**Objective:** Scan the entries for the string "regression" and give the number of lines that have it, nothing further.
########################################
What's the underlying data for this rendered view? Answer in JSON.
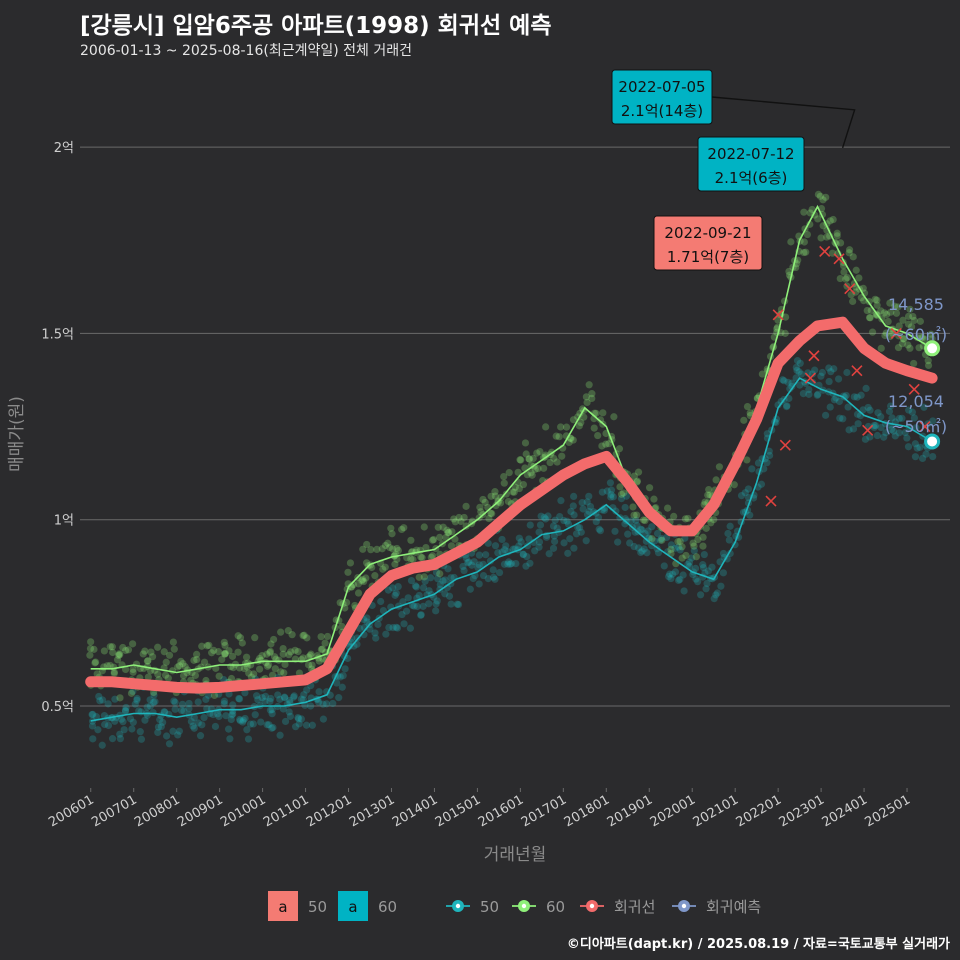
{
  "title": "[강릉시] 입암6주공 아파트(1998) 회귀선 예측",
  "subtitle": "2006-01-13 ~ 2025-08-16(최근계약일) 전체 거래건",
  "caption": "©디아파트(dapt.kr) / 2025.08.19 / 자료=국토교통부 실거래가",
  "colors": {
    "background": "#2b2b2d",
    "grid": "#6a6a6a",
    "s50": "#1fb5bc",
    "s60": "#8ff07a",
    "regression": "#f36b6b",
    "prediction": "#7f97c9",
    "annot_teal": "#00b3c4",
    "annot_red": "#f47b73"
  },
  "chart_data": {
    "type": "scatter",
    "xlabel": "거래년월",
    "ylabel": "매매가(원)",
    "x_range": [
      "2005-10",
      "2026-01"
    ],
    "ylim": [
      0.28,
      2.18
    ],
    "y_ticks": [
      {
        "v": 0.5,
        "label": "0.5억"
      },
      {
        "v": 1.0,
        "label": "1억"
      },
      {
        "v": 1.5,
        "label": "1.5억"
      },
      {
        "v": 2.0,
        "label": "2억"
      }
    ],
    "x_ticks": [
      "200601",
      "200701",
      "200801",
      "200901",
      "201001",
      "201101",
      "201201",
      "201301",
      "201401",
      "201501",
      "201601",
      "201701",
      "201801",
      "201901",
      "202001",
      "202101",
      "202201",
      "202301",
      "202401",
      "202501"
    ],
    "series": [
      {
        "name": "50",
        "key": "s50",
        "trend": [
          [
            "2006-01",
            0.46
          ],
          [
            "2006-07",
            0.47
          ],
          [
            "2007-01",
            0.48
          ],
          [
            "2007-07",
            0.48
          ],
          [
            "2008-01",
            0.47
          ],
          [
            "2008-07",
            0.48
          ],
          [
            "2009-01",
            0.49
          ],
          [
            "2009-07",
            0.49
          ],
          [
            "2010-01",
            0.5
          ],
          [
            "2010-07",
            0.5
          ],
          [
            "2011-01",
            0.51
          ],
          [
            "2011-07",
            0.53
          ],
          [
            "2012-01",
            0.65
          ],
          [
            "2012-07",
            0.72
          ],
          [
            "2013-01",
            0.76
          ],
          [
            "2013-07",
            0.78
          ],
          [
            "2014-01",
            0.8
          ],
          [
            "2014-07",
            0.84
          ],
          [
            "2015-01",
            0.86
          ],
          [
            "2015-07",
            0.9
          ],
          [
            "2016-01",
            0.92
          ],
          [
            "2016-07",
            0.96
          ],
          [
            "2017-01",
            0.97
          ],
          [
            "2017-07",
            1.0
          ],
          [
            "2018-01",
            1.04
          ],
          [
            "2018-07",
            0.99
          ],
          [
            "2019-01",
            0.94
          ],
          [
            "2019-07",
            0.9
          ],
          [
            "2020-01",
            0.86
          ],
          [
            "2020-07",
            0.84
          ],
          [
            "2021-01",
            0.94
          ],
          [
            "2021-07",
            1.1
          ],
          [
            "2022-01",
            1.3
          ],
          [
            "2022-07",
            1.38
          ],
          [
            "2023-01",
            1.35
          ],
          [
            "2023-07",
            1.33
          ],
          [
            "2024-01",
            1.28
          ],
          [
            "2024-07",
            1.26
          ],
          [
            "2025-01",
            1.25
          ],
          [
            "2025-08",
            1.21
          ]
        ]
      },
      {
        "name": "60",
        "key": "s60",
        "trend": [
          [
            "2006-01",
            0.6
          ],
          [
            "2006-07",
            0.6
          ],
          [
            "2007-01",
            0.61
          ],
          [
            "2007-07",
            0.6
          ],
          [
            "2008-01",
            0.59
          ],
          [
            "2008-07",
            0.6
          ],
          [
            "2009-01",
            0.61
          ],
          [
            "2009-07",
            0.61
          ],
          [
            "2010-01",
            0.62
          ],
          [
            "2010-07",
            0.62
          ],
          [
            "2011-01",
            0.62
          ],
          [
            "2011-07",
            0.64
          ],
          [
            "2012-01",
            0.82
          ],
          [
            "2012-07",
            0.88
          ],
          [
            "2013-01",
            0.9
          ],
          [
            "2013-07",
            0.91
          ],
          [
            "2014-01",
            0.92
          ],
          [
            "2014-07",
            0.96
          ],
          [
            "2015-01",
            1.0
          ],
          [
            "2015-07",
            1.05
          ],
          [
            "2016-01",
            1.12
          ],
          [
            "2016-07",
            1.16
          ],
          [
            "2017-01",
            1.2
          ],
          [
            "2017-07",
            1.3
          ],
          [
            "2018-01",
            1.25
          ],
          [
            "2018-07",
            1.1
          ],
          [
            "2019-01",
            1.02
          ],
          [
            "2019-07",
            0.96
          ],
          [
            "2020-01",
            0.97
          ],
          [
            "2020-07",
            1.04
          ],
          [
            "2021-01",
            1.15
          ],
          [
            "2021-07",
            1.3
          ],
          [
            "2022-01",
            1.5
          ],
          [
            "2022-07",
            1.75
          ],
          [
            "2022-12",
            1.84
          ],
          [
            "2023-07",
            1.7
          ],
          [
            "2024-01",
            1.6
          ],
          [
            "2024-07",
            1.52
          ],
          [
            "2025-01",
            1.5
          ],
          [
            "2025-08",
            1.46
          ]
        ]
      },
      {
        "name": "회귀선",
        "key": "regression",
        "trend": [
          [
            "2006-01",
            0.565
          ],
          [
            "2006-07",
            0.565
          ],
          [
            "2007-01",
            0.56
          ],
          [
            "2007-07",
            0.555
          ],
          [
            "2008-01",
            0.55
          ],
          [
            "2008-07",
            0.548
          ],
          [
            "2009-01",
            0.55
          ],
          [
            "2009-07",
            0.555
          ],
          [
            "2010-01",
            0.56
          ],
          [
            "2010-07",
            0.565
          ],
          [
            "2011-01",
            0.57
          ],
          [
            "2011-07",
            0.6
          ],
          [
            "2012-01",
            0.7
          ],
          [
            "2012-07",
            0.8
          ],
          [
            "2013-01",
            0.85
          ],
          [
            "2013-07",
            0.87
          ],
          [
            "2014-01",
            0.88
          ],
          [
            "2014-07",
            0.91
          ],
          [
            "2015-01",
            0.94
          ],
          [
            "2015-07",
            0.99
          ],
          [
            "2016-01",
            1.04
          ],
          [
            "2016-07",
            1.08
          ],
          [
            "2017-01",
            1.12
          ],
          [
            "2017-07",
            1.15
          ],
          [
            "2018-01",
            1.17
          ],
          [
            "2018-07",
            1.1
          ],
          [
            "2019-01",
            1.02
          ],
          [
            "2019-07",
            0.97
          ],
          [
            "2020-01",
            0.97
          ],
          [
            "2020-07",
            1.04
          ],
          [
            "2021-01",
            1.15
          ],
          [
            "2021-07",
            1.27
          ],
          [
            "2022-01",
            1.42
          ],
          [
            "2022-07",
            1.48
          ],
          [
            "2022-12",
            1.52
          ],
          [
            "2023-07",
            1.53
          ],
          [
            "2024-01",
            1.46
          ],
          [
            "2024-07",
            1.42
          ],
          [
            "2025-01",
            1.4
          ],
          [
            "2025-08",
            1.38
          ]
        ]
      },
      {
        "name": "회귀예측",
        "key": "prediction",
        "trend": []
      }
    ],
    "annotations": [
      {
        "date_line": "2022-07-05",
        "value_line": "2.1억(14층)",
        "x": "2022-07",
        "y": 2.1,
        "style": "teal"
      },
      {
        "date_line": "2022-07-12",
        "value_line": "2.1억(6층)",
        "x": "2022-07",
        "y": 2.1,
        "style": "teal"
      },
      {
        "date_line": "2022-09-21",
        "value_line": "1.71억(7층)",
        "x": "2022-09",
        "y": 1.71,
        "style": "red"
      }
    ],
    "end_labels": [
      {
        "line1": "14,585",
        "line2": "(~60㎡)",
        "y": 1.46
      },
      {
        "line1": "12,054",
        "line2": "(~50㎡)",
        "y": 1.21
      }
    ],
    "legend": {
      "placement": "bottom",
      "text_keys": [
        {
          "label": "50",
          "key": "annot_red"
        },
        {
          "label": "60",
          "key": "annot_teal"
        }
      ],
      "text_glyph": "a",
      "line_keys": [
        {
          "label": "50",
          "key": "s50"
        },
        {
          "label": "60",
          "key": "s60"
        },
        {
          "label": "회귀선",
          "key": "regression"
        },
        {
          "label": "회귀예측",
          "key": "prediction"
        }
      ]
    },
    "grid": true
  }
}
########################################
**Result of this exercise:** 3